■ Exercise description
Your task is to copy every line of the records below that contains "business".
— start Material provided —
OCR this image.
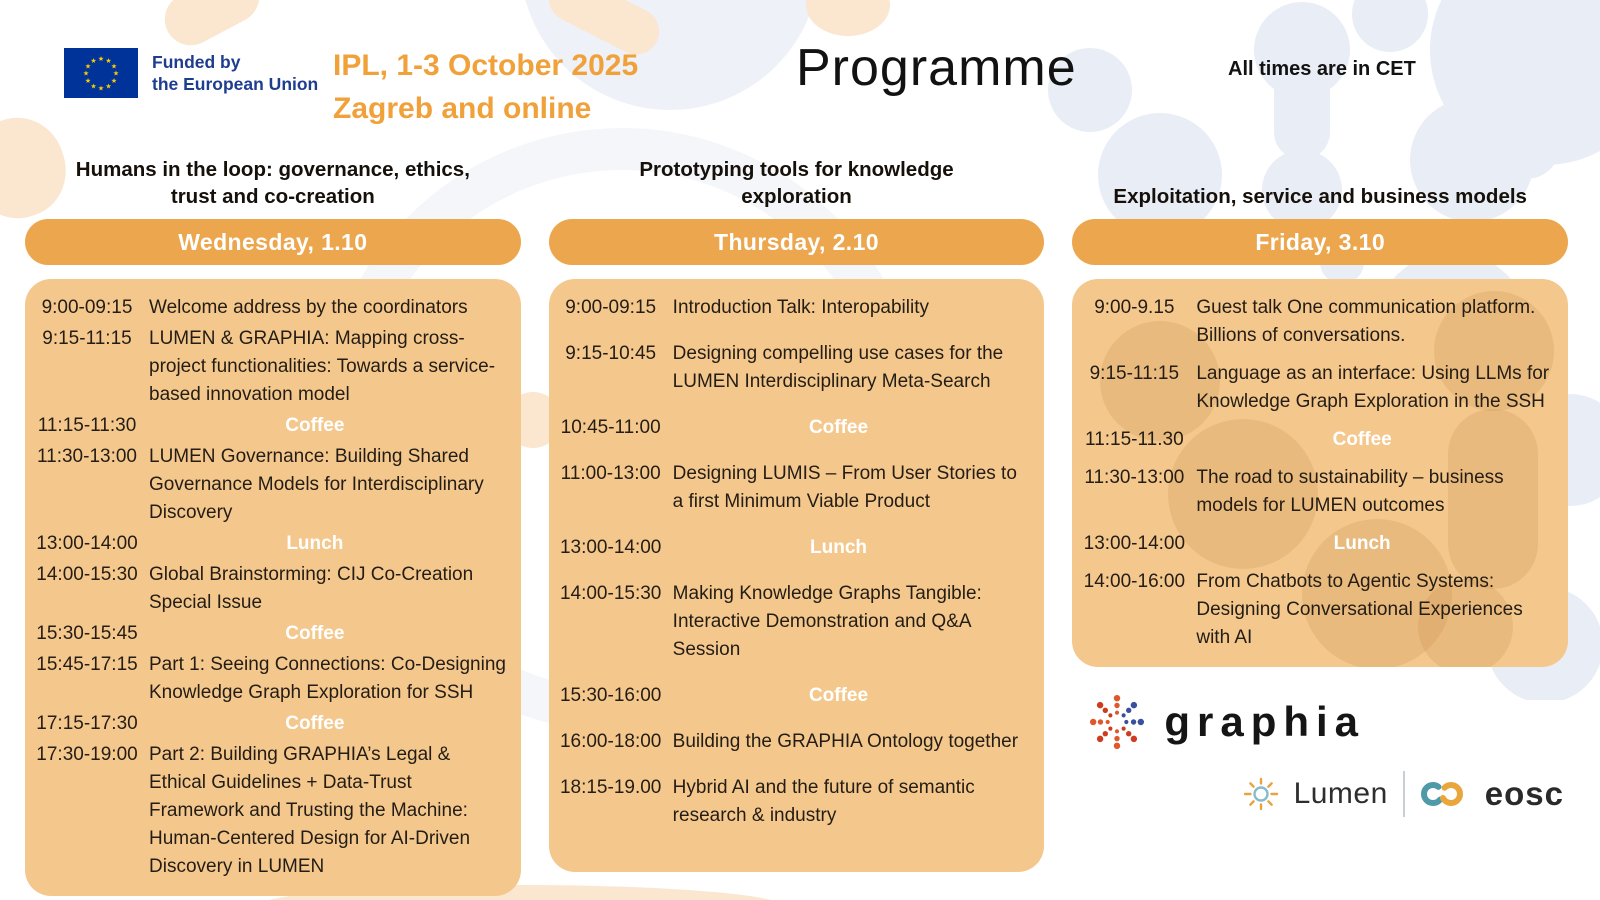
★ ★
★
★
★
★
★
★
★
★
★
★	Funded by
the European Union
IPL, 1-3 October 2025
Zagreb and online
Programme	All times are in CET
Humans in the loop: governance, ethics, trust and co-creation
Wednesday, 1.10
9:00-09:15 Welcome address by the coordinators
9:15-11:15 LUMEN & GRAPHIA: Mapping cross-project functionalities: Towards a service-based innovation model
11:15-11:30	Coffee
11:30-13:00 LUMEN Governance: Building Shared Governance Models for Interdisciplinary Discovery
13:00-14:00	Lunch
14:00-15:30 Global Brainstorming: CIJ Co-Creation Special Issue
15:30-15:45	Coffee
15:45-17:15 Part 1: Seeing Connections: Co-Designing Knowledge Graph Exploration for SSH
17:15-17:30	Coffee
17:30-19:00 Part 2: Building GRAPHIA’s Legal & Ethical Guidelines + Data-Trust Framework and Trusting the Machine: Human-Centered Design for AI-Driven Discovery in LUMEN
Prototyping tools for knowledge exploration
Thursday, 2.10
9:00-09:15 Introduction Talk: Interopability
9:15-10:45 Designing compelling use cases for the LUMEN Interdisciplinary Meta-Search
10:45-11:00	Coffee
11:00-13:00 Designing LUMIS – From User Stories to a first Minimum Viable Product
13:00-14:00	Lunch
14:00-15:30 Making Knowledge Graphs Tangible: Interactive Demonstration and Q&A Session
15:30-16:00	Coffee
16:00-18:00 Building the GRAPHIA Ontology together
18:15-19.00 Hybrid AI and the future of semantic research & industry
Exploitation, service and business models
Friday, 3.10
9:00-9.15	Guest talk One communication platform. Billions of conversations.
9:15-11:15 Language as an interface: Using LLMs for Knowledge Graph Exploration in the SSH
11:15-11.30	Coffee
11:30-13:00 The road to sustainability – business models for LUMEN outcomes
13:00-14:00	Lunch
14:00-16:00 From Chatbots to Agentic Systems: Designing Conversational Experiences with AI
graphia
Lumen	eosc
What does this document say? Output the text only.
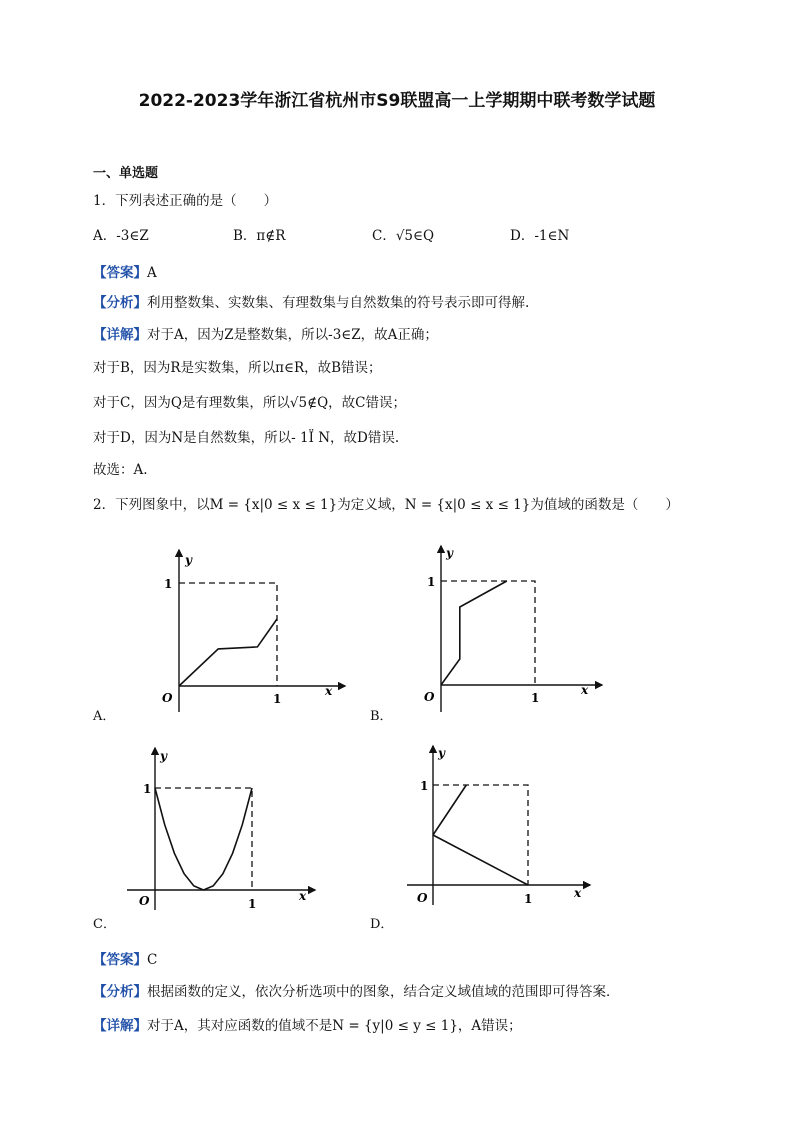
2022-2023学年浙江省杭州市S9联盟高一上学期期中联考数学试题
一、单选题
1．下列表述正确的是（　　）
A．-3∈Z	B．π∉R	C．√5∈Q	D．-1∈N
【答案】A
【分析】利用整数集、实数集、有理数集与自然数集的符号表示即可得解.
【详解】对于A，因为Z是整数集，所以-3∈Z，故A正确；
对于B，因为R是实数集，所以π∈R，故B错误；
对于C，因为Q是有理数集，所以√5∉Q，故C错误；
对于D，因为N是自然数集，所以- 1Ï N，故D错误.
故选：A.
2．下列图象中，以M = {x|0 ≤ x ≤ 1}为定义域，N = {x|0 ≤ x ≤ 1}为值域的函数是（　　）
y
x
O
1
1
A．
y
x
O
1
1
B．
y
x
O
1
1
C．
y
x
O
1
1
D．
【答案】C
【分析】根据函数的定义，依次分析选项中的图象，结合定义域值域的范围即可得答案．
【详解】对于A，其对应函数的值域不是N = {y|0 ≤ y ≤ 1}，A错误；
— end Material provided —
■ Worked answer
Exploitation, service and business models
11:30-13:00 The road to sustainability – business models for LUMEN outcomes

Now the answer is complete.